THE REQUEST – Write out the whole of the material exactly.

ENTRIES SUPPLIED –
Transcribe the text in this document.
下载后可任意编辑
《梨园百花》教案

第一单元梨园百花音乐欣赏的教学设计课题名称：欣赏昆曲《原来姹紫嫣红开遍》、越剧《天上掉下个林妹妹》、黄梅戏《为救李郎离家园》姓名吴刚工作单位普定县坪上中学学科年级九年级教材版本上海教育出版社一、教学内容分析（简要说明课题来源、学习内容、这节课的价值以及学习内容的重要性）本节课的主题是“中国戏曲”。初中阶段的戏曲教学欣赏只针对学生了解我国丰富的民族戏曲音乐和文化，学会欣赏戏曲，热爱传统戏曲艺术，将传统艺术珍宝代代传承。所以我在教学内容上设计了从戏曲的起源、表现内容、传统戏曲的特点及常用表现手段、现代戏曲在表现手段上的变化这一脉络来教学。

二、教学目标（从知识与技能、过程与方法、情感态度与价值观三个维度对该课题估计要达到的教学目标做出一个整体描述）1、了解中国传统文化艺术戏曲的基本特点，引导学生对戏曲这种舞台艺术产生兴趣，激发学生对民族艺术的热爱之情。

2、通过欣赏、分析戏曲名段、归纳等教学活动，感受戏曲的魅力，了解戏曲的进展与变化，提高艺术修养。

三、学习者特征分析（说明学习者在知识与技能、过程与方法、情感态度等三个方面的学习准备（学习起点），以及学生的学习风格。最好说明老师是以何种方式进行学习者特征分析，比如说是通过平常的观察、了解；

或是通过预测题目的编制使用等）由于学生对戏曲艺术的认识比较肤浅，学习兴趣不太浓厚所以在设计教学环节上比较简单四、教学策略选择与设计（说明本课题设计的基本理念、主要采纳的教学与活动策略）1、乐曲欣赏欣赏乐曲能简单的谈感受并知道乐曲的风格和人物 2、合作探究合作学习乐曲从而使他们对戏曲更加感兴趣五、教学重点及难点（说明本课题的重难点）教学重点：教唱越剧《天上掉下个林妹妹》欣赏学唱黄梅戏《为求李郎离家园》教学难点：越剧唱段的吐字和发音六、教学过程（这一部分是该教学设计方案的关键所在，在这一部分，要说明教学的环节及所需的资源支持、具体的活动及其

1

SOLUTION FOR THIS TASK –
Transcribe the text in this document.
下载后可任意编辑
《梨园百花》教案

第一单元梨园百花音乐欣赏的教学设计课题名称：欣赏昆曲《原来姹紫嫣红开遍》、越剧《天上掉下个林妹妹》、黄梅戏《为救李郎离家园》姓名吴刚工作单位普定县坪上中学学科年级九年级教材版本上海教育出版社一、教学内容分析（简要说明课题来源、学习内容、这节课的价值以及学习内容的重要性）本节课的主题是“中国戏曲”。初中阶段的戏曲教学欣赏只针对学生了解我国丰富的民族戏曲音乐和文化，学会欣赏戏曲，热爱传统戏曲艺术，将传统艺术珍宝代代传承。所以我在教学内容上设计了从戏曲的起源、表现内容、传统戏曲的特点及常用表现手段、现代戏曲在表现手段上的变化这一脉络来教学。

二、教学目标（从知识与技能、过程与方法、情感态度与价值观三个维度对该课题估计要达到的教学目标做出一个整体描述）1、了解中国传统文化艺术戏曲的基本特点，引导学生对戏曲这种舞台艺术产生兴趣，激发学生对民族艺术的热爱之情。

2、通过欣赏、分析戏曲名段、归纳等教学活动，感受戏曲的魅力，了解戏曲的进展与变化，提高艺术修养。

三、学习者特征分析（说明学习者在知识与技能、过程与方法、情感态度等三个方面的学习准备（学习起点），以及学生的学习风格。最好说明老师是以何种方式进行学习者特征分析，比如说是通过平常的观察、了解；

或是通过预测题目的编制使用等）由于学生对戏曲艺术的认识比较肤浅，学习兴趣不太浓厚所以在设计教学环节上比较简单四、教学策略选择与设计（说明本课题设计的基本理念、主要采纳的教学与活动策略）1、乐曲欣赏欣赏乐曲能简单的谈感受并知道乐曲的风格和人物 2、合作探究合作学习乐曲从而使他们对戏曲更加感兴趣五、教学重点及难点（说明本课题的重难点）教学重点：教唱越剧《天上掉下个林妹妹》欣赏学唱黄梅戏《为求李郎离家园》教学难点：越剧唱段的吐字和发音六、教学过程（这一部分是该教学设计方案的关键所在，在这一部分，要说明教学的环节及所需的资源支持、具体的活动及其

1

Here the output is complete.